Entries taken from a collection
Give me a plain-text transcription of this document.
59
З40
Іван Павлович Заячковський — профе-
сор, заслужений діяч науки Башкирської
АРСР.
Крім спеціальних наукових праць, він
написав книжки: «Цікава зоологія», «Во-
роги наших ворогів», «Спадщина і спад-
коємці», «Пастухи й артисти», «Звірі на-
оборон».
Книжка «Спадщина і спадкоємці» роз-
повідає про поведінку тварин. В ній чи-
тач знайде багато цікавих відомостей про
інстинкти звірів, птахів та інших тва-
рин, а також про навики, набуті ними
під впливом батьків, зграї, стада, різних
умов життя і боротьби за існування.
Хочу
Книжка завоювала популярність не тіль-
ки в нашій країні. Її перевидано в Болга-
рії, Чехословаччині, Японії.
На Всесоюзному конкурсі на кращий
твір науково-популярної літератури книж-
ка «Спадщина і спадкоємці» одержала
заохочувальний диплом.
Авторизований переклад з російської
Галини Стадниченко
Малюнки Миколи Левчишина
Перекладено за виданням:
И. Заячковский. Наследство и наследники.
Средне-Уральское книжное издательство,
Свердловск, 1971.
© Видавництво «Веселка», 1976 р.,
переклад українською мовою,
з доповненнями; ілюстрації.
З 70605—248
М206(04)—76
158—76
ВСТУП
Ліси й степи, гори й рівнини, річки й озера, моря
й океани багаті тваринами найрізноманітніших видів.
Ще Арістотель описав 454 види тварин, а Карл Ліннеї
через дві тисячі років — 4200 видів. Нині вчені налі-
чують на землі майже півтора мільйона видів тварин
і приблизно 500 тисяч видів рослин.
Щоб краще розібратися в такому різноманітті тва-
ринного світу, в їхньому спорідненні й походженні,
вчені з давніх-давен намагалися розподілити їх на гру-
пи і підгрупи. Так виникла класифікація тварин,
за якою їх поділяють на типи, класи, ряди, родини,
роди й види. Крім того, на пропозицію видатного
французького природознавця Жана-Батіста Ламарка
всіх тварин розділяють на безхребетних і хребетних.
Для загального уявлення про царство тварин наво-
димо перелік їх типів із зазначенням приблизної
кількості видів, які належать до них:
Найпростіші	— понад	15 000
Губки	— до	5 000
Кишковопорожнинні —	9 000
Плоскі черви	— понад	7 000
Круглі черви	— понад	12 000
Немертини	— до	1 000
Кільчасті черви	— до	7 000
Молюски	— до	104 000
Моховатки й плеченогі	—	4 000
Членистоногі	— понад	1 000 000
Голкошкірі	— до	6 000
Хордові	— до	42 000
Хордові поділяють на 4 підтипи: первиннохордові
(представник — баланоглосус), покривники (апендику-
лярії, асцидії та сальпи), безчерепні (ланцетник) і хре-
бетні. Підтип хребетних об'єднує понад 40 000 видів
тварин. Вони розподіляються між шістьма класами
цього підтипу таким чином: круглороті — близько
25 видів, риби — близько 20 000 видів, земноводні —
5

(THE TASK): Copy out every entry again, exactly as it was given.

(FINAL ANSWER):
Give me a plain-text transcription of this document.
59
З40
Іван Павлович Заячковський — профе-
сор, заслужений діяч науки Башкирської
АРСР.
Крім спеціальних наукових праць, він
написав книжки: «Цікава зоологія», «Во-
роги наших ворогів», «Спадщина і спад-
коємці», «Пастухи й артисти», «Звірі на-
оборон».
Книжка «Спадщина і спадкоємці» роз-
повідає про поведінку тварин. В ній чи-
тач знайде багато цікавих відомостей про
інстинкти звірів, птахів та інших тва-
рин, а також про навики, набуті ними
під впливом батьків, зграї, стада, різних
умов життя і боротьби за існування.
Хочу
Книжка завоювала популярність не тіль-
ки в нашій країні. Її перевидано в Болга-
рії, Чехословаччині, Японії.
На Всесоюзному конкурсі на кращий
твір науково-популярної літератури книж-
ка «Спадщина і спадкоємці» одержала
заохочувальний диплом.
Авторизований переклад з російської
Галини Стадниченко
Малюнки Миколи Левчишина
Перекладено за виданням:
И. Заячковский. Наследство и наследники.
Средне-Уральское книжное издательство,
Свердловск, 1971.
© Видавництво «Веселка», 1976 р.,
переклад українською мовою,
з доповненнями; ілюстрації.
З 70605—248
М206(04)—76
158—76
ВСТУП
Ліси й степи, гори й рівнини, річки й озера, моря
й океани багаті тваринами найрізноманітніших видів.
Ще Арістотель описав 454 види тварин, а Карл Ліннеї
через дві тисячі років — 4200 видів. Нині вчені налі-
чують на землі майже півтора мільйона видів тварин
і приблизно 500 тисяч видів рослин.
Щоб краще розібратися в такому різноманітті тва-
ринного світу, в їхньому спорідненні й походженні,
вчені з давніх-давен намагалися розподілити їх на гру-
пи і підгрупи. Так виникла класифікація тварин,
за якою їх поділяють на типи, класи, ряди, родини,
роди й види. Крім того, на пропозицію видатного
французького природознавця Жана-Батіста Ламарка
всіх тварин розділяють на безхребетних і хребетних.
Для загального уявлення про царство тварин наво-
димо перелік їх типів із зазначенням приблизної
кількості видів, які належать до них:
Найпростіші	— понад	15 000
Губки	— до	5 000
Кишковопорожнинні —	9 000
Плоскі черви	— понад	7 000
Круглі черви	— понад	12 000
Немертини	— до	1 000
Кільчасті черви	— до	7 000
Молюски	— до	104 000
Моховатки й плеченогі	—	4 000
Членистоногі	— понад	1 000 000
Голкошкірі	— до	6 000
Хордові	— до	42 000
Хордові поділяють на 4 підтипи: первиннохордові
(представник — баланоглосус), покривники (апендику-
лярії, асцидії та сальпи), безчерепні (ланцетник) і хре-
бетні. Підтип хребетних об'єднує понад 40 000 видів
тварин. Вони розподіляються між шістьма класами
цього підтипу таким чином: круглороті — близько
25 видів, риби — близько 20 000 видів, земноводні —
5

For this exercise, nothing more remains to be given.